- **WORK TO BE COMPLETED**: Copy out each line in the material below that has the word "tiết".

- **DATA RECORDS**:
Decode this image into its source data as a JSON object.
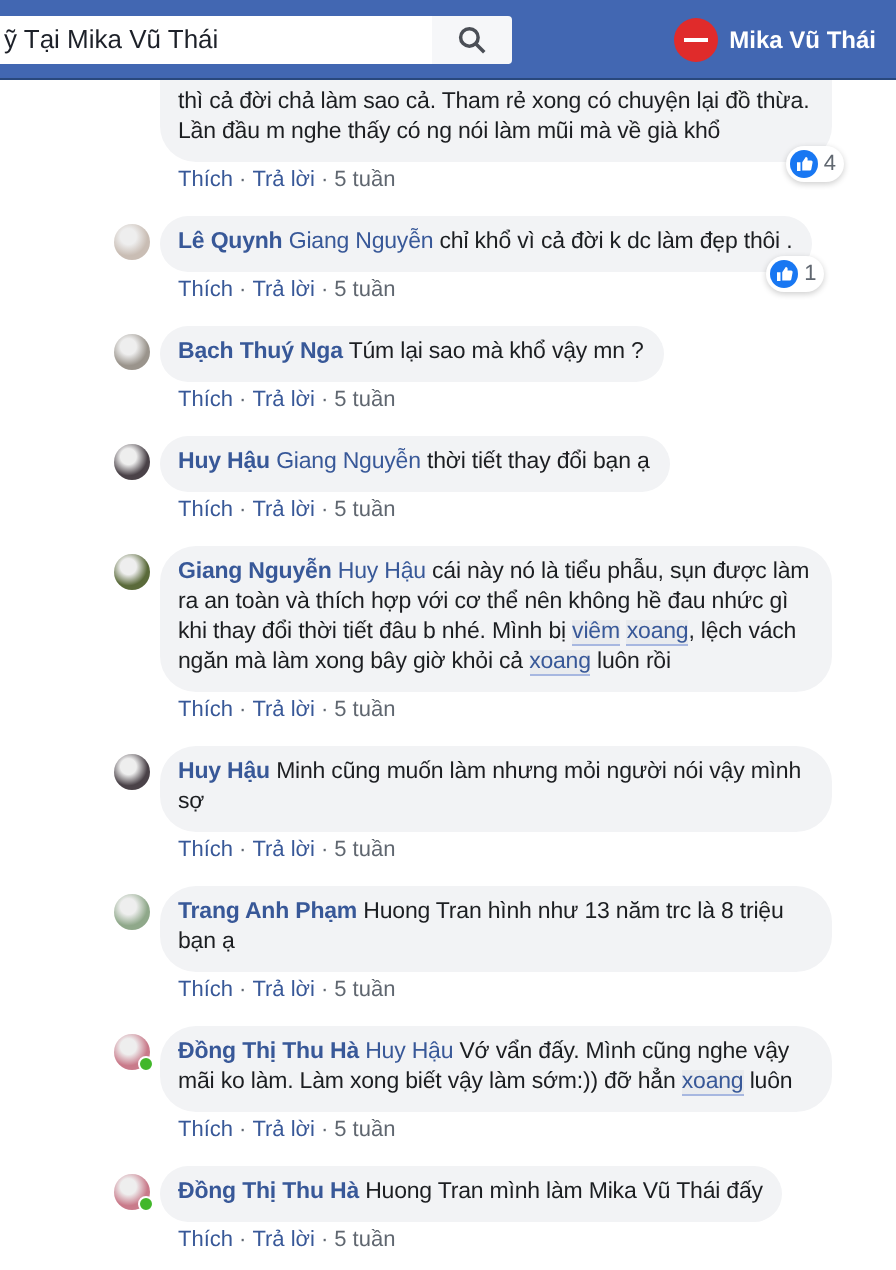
{
  "header": {
    "search_value": "ỹ Tại Mika Vũ Thái",
    "profile_name": "Mika Vũ Thái"
  },
  "comments": [
    {
      "cut_top": true,
      "online": false,
      "segments": [
        {
          "kind": "plain",
          "text": "thì cả đời chả làm sao cả. Tham rẻ xong có chuyện lại đồ thừa. Lần đầu m nghe thấy có ng nói làm mũi mà về già khổ"
        }
      ],
      "reactions": "4",
      "actions": [
        {
          "kind": "link",
          "text": "Thích"
        },
        {
          "kind": "sep",
          "text": "·"
        },
        {
          "kind": "link",
          "text": "Trả lời"
        },
        {
          "kind": "sep",
          "text": "·"
        },
        {
          "kind": "time",
          "text": "5 tuần"
        }
      ]
    },
    {
      "author": "Lê Quynh",
      "cut_top": false,
      "online": false,
      "segments": [
        {
          "kind": "tag",
          "text": "Giang Nguyễn"
        },
        {
          "kind": "plain",
          "text": " chỉ khổ vì cả đời k dc làm đẹp thôi ."
        }
      ],
      "reactions": "1",
      "actions": [
        {
          "kind": "link",
          "text": "Thích"
        },
        {
          "kind": "sep",
          "text": "·"
        },
        {
          "kind": "link",
          "text": "Trả lời"
        },
        {
          "kind": "sep",
          "text": "·"
        },
        {
          "kind": "time",
          "text": "5 tuần"
        }
      ]
    },
    {
      "author": "Bạch Thuý Nga",
      "cut_top": false,
      "online": false,
      "segments": [
        {
          "kind": "plain",
          "text": "Túm lại sao mà khổ vậy mn ?"
        }
      ],
      "actions": [
        {
          "kind": "link",
          "text": "Thích"
        },
        {
          "kind": "sep",
          "text": "·"
        },
        {
          "kind": "link",
          "text": "Trả lời"
        },
        {
          "kind": "sep",
          "text": "·"
        },
        {
          "kind": "time",
          "text": "5 tuần"
        }
      ]
    },
    {
      "author": "Huy Hậu",
      "cut_top": false,
      "online": false,
      "segments": [
        {
          "kind": "tag",
          "text": "Giang Nguyễn"
        },
        {
          "kind": "plain",
          "text": " thời tiết thay đổi bạn ạ"
        }
      ],
      "actions": [
        {
          "kind": "link",
          "text": "Thích"
        },
        {
          "kind": "sep",
          "text": "·"
        },
        {
          "kind": "link",
          "text": "Trả lời"
        },
        {
          "kind": "sep",
          "text": "·"
        },
        {
          "kind": "time",
          "text": "5 tuần"
        }
      ]
    },
    {
      "author": "Giang Nguyễn",
      "cut_top": false,
      "online": false,
      "segments": [
        {
          "kind": "tag",
          "text": "Huy Hậu"
        },
        {
          "kind": "plain",
          "text": " cái này nó là tiểu phẫu, sụn được làm ra an toàn và thích hợp với cơ thể nên không hề đau nhức gì khi thay đổi thời tiết đâu b nhé. Mình bị "
        },
        {
          "kind": "keyword",
          "text": "viêm"
        },
        {
          "kind": "keyword",
          "text": "xoang"
        },
        {
          "kind": "plain",
          "text": ", lệch vách ngăn mà làm xong bây giờ khỏi cả "
        },
        {
          "kind": "keyword",
          "text": "xoang"
        },
        {
          "kind": "plain",
          "text": " luôn rồi"
        }
      ],
      "actions": [
        {
          "kind": "link",
          "text": "Thích"
        },
        {
          "kind": "sep",
          "text": "·"
        },
        {
          "kind": "link",
          "text": "Trả lời"
        },
        {
          "kind": "sep",
          "text": "·"
        },
        {
          "kind": "time",
          "text": "5 tuần"
        }
      ]
    },
    {
      "author": "Huy Hậu",
      "cut_top": false,
      "online": false,
      "segments": [
        {
          "kind": "plain",
          "text": "Minh cũng muốn làm nhưng mỏi người nói vậy mình sợ"
        }
      ],
      "actions": [
        {
          "kind": "link",
          "text": "Thích"
        },
        {
          "kind": "sep",
          "text": "·"
        },
        {
          "kind": "link",
          "text": "Trả lời"
        },
        {
          "kind": "sep",
          "text": "·"
        },
        {
          "kind": "time",
          "text": "5 tuần"
        }
      ]
    },
    {
      "author": "Trang Anh Phạm",
      "cut_top": false,
      "online": false,
      "segments": [
        {
          "kind": "plain",
          "text": "Huong Tran hình như 13 năm trc là 8 triệu bạn ạ"
        }
      ],
      "actions": [
        {
          "kind": "link",
          "text": "Thích"
        },
        {
          "kind": "sep",
          "text": "·"
        },
        {
          "kind": "link",
          "text": "Trả lời"
        },
        {
          "kind": "sep",
          "text": "·"
        },
        {
          "kind": "time",
          "text": "5 tuần"
        }
      ]
    },
    {
      "author": "Đồng Thị Thu Hà",
      "cut_top": false,
      "online": true,
      "segments": [
        {
          "kind": "tag",
          "text": "Huy Hậu"
        },
        {
          "kind": "plain",
          "text": " Vớ vẩn đấy. Mình cũng nghe vậy mãi ko làm. Làm xong biết vậy làm sớm:)) đỡ hẳn "
        },
        {
          "kind": "keyword",
          "text": "xoang"
        },
        {
          "kind": "plain",
          "text": " luôn"
        }
      ],
      "actions": [
        {
          "kind": "link",
          "text": "Thích"
        },
        {
          "kind": "sep",
          "text": "·"
        },
        {
          "kind": "link",
          "text": "Trả lời"
        },
        {
          "kind": "sep",
          "text": "·"
        },
        {
          "kind": "time",
          "text": "5 tuần"
        }
      ]
    },
    {
      "author": "Đồng Thị Thu Hà",
      "cut_top": false,
      "online": true,
      "segments": [
        {
          "kind": "plain",
          "text": "Huong Tran mình làm Mika Vũ Thái đấy"
        }
      ],
      "actions": [
        {
          "kind": "link",
          "text": "Thích"
        },
        {
          "kind": "sep",
          "text": "·"
        },
        {
          "kind": "link",
          "text": "Trả lời"
        },
        {
          "kind": "sep",
          "text": "·"
        },
        {
          "kind": "time",
          "text": "5 tuần"
        }
      ]
    }
  ]
}
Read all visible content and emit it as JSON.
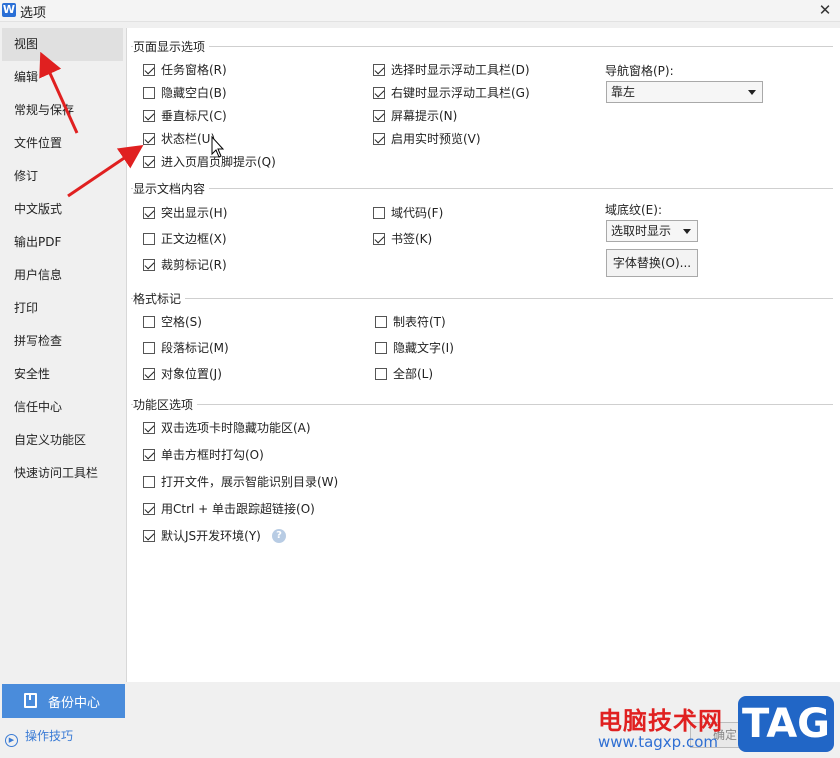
{
  "window": {
    "title": "选项",
    "app_icon": "wps-writer-icon"
  },
  "sidebar": {
    "items": [
      {
        "label": "视图",
        "active": true
      },
      {
        "label": "编辑"
      },
      {
        "label": "常规与保存"
      },
      {
        "label": "文件位置"
      },
      {
        "label": "修订"
      },
      {
        "label": "中文版式"
      },
      {
        "label": "输出PDF"
      },
      {
        "label": "用户信息"
      },
      {
        "label": "打印"
      },
      {
        "label": "拼写检查"
      },
      {
        "label": "安全性"
      },
      {
        "label": "信任中心"
      },
      {
        "label": "自定义功能区"
      },
      {
        "label": "快速访问工具栏"
      }
    ],
    "backup_label": "备份中心",
    "tips_label": "操作技巧"
  },
  "page_display": {
    "title": "页面显示选项",
    "col1": [
      {
        "label": "任务窗格(R)",
        "checked": true
      },
      {
        "label": "隐藏空白(B)",
        "checked": false
      },
      {
        "label": "垂直标尺(C)",
        "checked": true
      },
      {
        "label": "状态栏(U)",
        "checked": true
      },
      {
        "label": "进入页眉页脚提示(Q)",
        "checked": true
      }
    ],
    "col2": [
      {
        "label": "选择时显示浮动工具栏(D)",
        "checked": true
      },
      {
        "label": "右键时显示浮动工具栏(G)",
        "checked": true
      },
      {
        "label": "屏幕提示(N)",
        "checked": true
      },
      {
        "label": "启用实时预览(V)",
        "checked": true
      }
    ],
    "nav_pane_label": "导航窗格(P):",
    "nav_pane_value": "靠左"
  },
  "doc_content": {
    "title": "显示文档内容",
    "col1": [
      {
        "label": "突出显示(H)",
        "checked": true
      },
      {
        "label": "正文边框(X)",
        "checked": false
      },
      {
        "label": "裁剪标记(R)",
        "checked": true
      }
    ],
    "col2": [
      {
        "label": "域代码(F)",
        "checked": false
      },
      {
        "label": "书签(K)",
        "checked": true
      }
    ],
    "field_shading_label": "域底纹(E):",
    "field_shading_value": "选取时显示",
    "font_replace_label": "字体替换(O)..."
  },
  "format_marks": {
    "title": "格式标记",
    "col1": [
      {
        "label": "空格(S)",
        "checked": false
      },
      {
        "label": "段落标记(M)",
        "checked": false
      },
      {
        "label": "对象位置(J)",
        "checked": true
      }
    ],
    "col2": [
      {
        "label": "制表符(T)",
        "checked": false
      },
      {
        "label": "隐藏文字(I)",
        "checked": false
      },
      {
        "label": "全部(L)",
        "checked": false
      }
    ]
  },
  "ribbon": {
    "title": "功能区选项",
    "items": [
      {
        "label": "双击选项卡时隐藏功能区(A)",
        "checked": true
      },
      {
        "label": "单击方框时打勾(O)",
        "checked": true
      },
      {
        "label": "打开文件，展示智能识别目录(W)",
        "checked": false
      },
      {
        "label": "用Ctrl + 单击跟踪超链接(O)",
        "checked": true
      },
      {
        "label": "默认JS开发环境(Y)",
        "checked": true
      }
    ],
    "help_glyph": "?"
  },
  "footer": {
    "ok_label": "确定"
  },
  "watermark": {
    "site_name": "电脑技术网",
    "url": "www.tagxp.com",
    "tag": "TAG"
  },
  "colors": {
    "accent": "#4a8cdb",
    "annotation_arrow": "#e02020",
    "watermark_red": "#e02020",
    "watermark_blue": "#2166c6"
  }
}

- **TASK RESPONSE**:
          "text": " thời tiết thay đổi bạn ạ"
          "text": " cái này nó là tiểu phẫu, sụn được làm ra an toàn và thích hợp với cơ thể nên không hề đau nhức gì khi thay đổi thời tiết đâu b nhé. Mình bị "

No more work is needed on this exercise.